Information provided:
%%
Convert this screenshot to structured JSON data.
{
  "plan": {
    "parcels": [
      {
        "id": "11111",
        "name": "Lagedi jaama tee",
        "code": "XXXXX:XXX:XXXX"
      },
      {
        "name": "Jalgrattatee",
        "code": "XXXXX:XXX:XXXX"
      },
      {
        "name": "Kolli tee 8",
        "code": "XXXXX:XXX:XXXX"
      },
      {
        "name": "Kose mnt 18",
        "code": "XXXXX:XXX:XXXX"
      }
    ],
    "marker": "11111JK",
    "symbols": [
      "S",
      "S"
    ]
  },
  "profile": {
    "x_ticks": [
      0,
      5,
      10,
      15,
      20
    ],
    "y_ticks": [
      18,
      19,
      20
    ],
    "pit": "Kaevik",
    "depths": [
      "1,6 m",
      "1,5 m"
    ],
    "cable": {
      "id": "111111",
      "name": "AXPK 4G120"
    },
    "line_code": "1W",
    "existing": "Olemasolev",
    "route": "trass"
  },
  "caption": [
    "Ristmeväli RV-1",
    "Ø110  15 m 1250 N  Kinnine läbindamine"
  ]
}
%%
To do:
All lines of the data above that include the word "name" must be shown.

Answer below:
        "name": "Lagedi jaama tee",
        "name": "Jalgrattatee",
        "name": "Kolli tee 8",
        "name": "Kose mnt 18",
      "name": "AXPK 4G120"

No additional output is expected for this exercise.